──────── DATA FOR THE TASK

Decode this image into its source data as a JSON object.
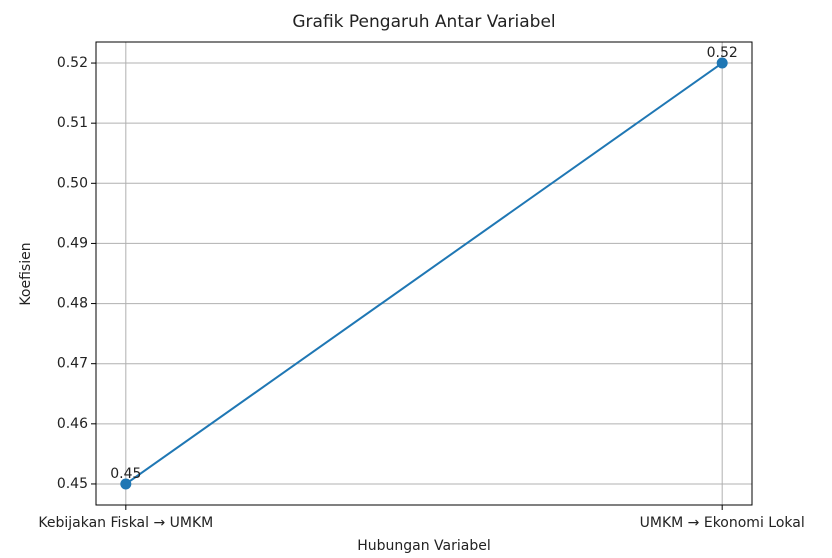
{
  "chart_data": {
    "type": "line",
    "title": "Grafik Pengaruh Antar Variabel",
    "x_label": "Hubungan Variabel",
    "y_label": "Koefisien",
    "categories": [
      "Kebijakan Fiskal → UMKM",
      "UMKM → Ekonomi Lokal"
    ],
    "values": [
      0.45,
      0.52
    ],
    "color": "#1f77b4",
    "ylim": [
      0.4465,
      0.5235
    ],
    "yticks": [
      0.45,
      0.46,
      0.47,
      0.48,
      0.49,
      {
        "value": 0.5,
        "label": "0.50"
      },
      0.51,
      0.52
    ],
    "grid": true
  }
}
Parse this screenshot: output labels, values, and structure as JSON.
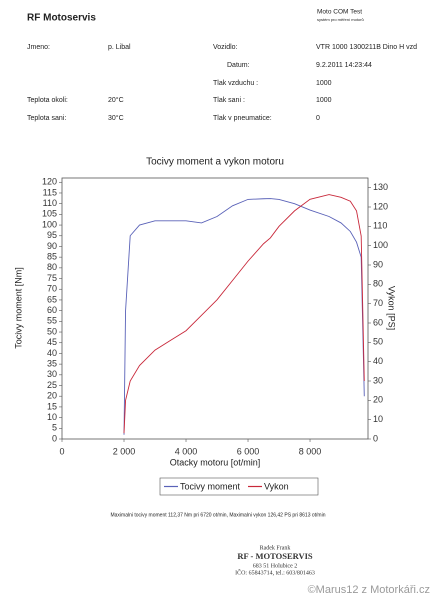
{
  "header": {
    "company": "RF Motoservis",
    "program": "Moto COM Test",
    "program_subtitle": "systém pro měření motorů"
  },
  "fields": {
    "name": {
      "label": "Jmeno:",
      "value": "p. Libal"
    },
    "ambient_temp": {
      "label": "Teplota okoli:",
      "value": "20°C"
    },
    "intake_temp": {
      "label": "Teplota sani:",
      "value": "30°C"
    },
    "vehicle": {
      "label": "Vozidlo:",
      "value": "VTR 1000 1300211B Dino H vzd"
    },
    "date": {
      "label": "Datum:",
      "value": "9.2.2011 14:23:44"
    },
    "air_pressure": {
      "label": "Tlak vzduchu :",
      "value": "1000"
    },
    "intake_pressure": {
      "label": "Tlak sani :",
      "value": "1000"
    },
    "tyre_pressure": {
      "label": "Tlak v pneumatice:",
      "value": "0"
    }
  },
  "chart_data": {
    "type": "line",
    "title": "Tocivy moment a vykon motoru",
    "x_label": "Otacky motoru [ot/min]",
    "y_label": "Tocivy moment [Nm]",
    "y2_label": "Vykon [PS]",
    "x": [
      2000,
      2050,
      2200,
      2500,
      3000,
      3500,
      4000,
      4500,
      5000,
      5500,
      6000,
      6500,
      6720,
      7000,
      7500,
      8000,
      8613,
      9000,
      9300,
      9500,
      9650,
      9750
    ],
    "series": [
      {
        "name": "Tocivy moment",
        "color": "#5a62b8",
        "values": [
          2,
          60,
          95,
          100,
          102,
          102,
          102,
          101,
          104,
          109,
          112,
          112.3,
          112.37,
          112,
          110,
          107,
          104,
          101,
          97,
          92,
          85,
          20
        ]
      },
      {
        "name": "Vykon",
        "color": "#c8283a",
        "axis": "y2",
        "values": [
          3,
          20,
          30,
          38,
          46,
          51,
          56,
          64,
          72,
          82,
          92,
          101,
          104,
          110,
          118,
          124,
          126.42,
          125,
          123,
          118,
          105,
          30
        ]
      }
    ],
    "xlim": [
      0,
      9870
    ],
    "xticks": [
      0,
      {
        "value": 2000,
        "label": "2 000"
      },
      {
        "value": 4000,
        "label": "4 000"
      },
      {
        "value": 6000,
        "label": "6 000"
      },
      {
        "value": 8000,
        "label": "8 000"
      }
    ],
    "ylim": [
      0,
      122
    ],
    "yticks": [
      0,
      5,
      10,
      15,
      20,
      25,
      30,
      35,
      40,
      45,
      50,
      55,
      60,
      65,
      70,
      75,
      80,
      85,
      90,
      95,
      100,
      105,
      110,
      115,
      120
    ],
    "y2lim": [
      0,
      135
    ],
    "y2ticks": [
      0,
      10,
      20,
      30,
      40,
      50,
      60,
      70,
      80,
      90,
      100,
      110,
      120,
      130
    ],
    "grid": false
  },
  "summary": "Maximalni tocivy moment 112,37 Nm pri 6720 ot/min,   Maximalni vykon 126,42 PS pri 8613 ot/min",
  "stamp": [
    "Radek Frank",
    "RF - MOTOSERVIS",
    "683 51 Holubice 2",
    "IČO: 65843714, tel.: 603/801463"
  ],
  "watermark": "©Marus12 z Motorkáři.cz"
}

────────────────

= GIVEN TASK =
Search the entries for the word "UMKM" and copy every line that has it.

= SOLUTION BELOW =
      "Kebijakan Fiskal → UMKM",
      "UMKM → Ekonomi Lokal"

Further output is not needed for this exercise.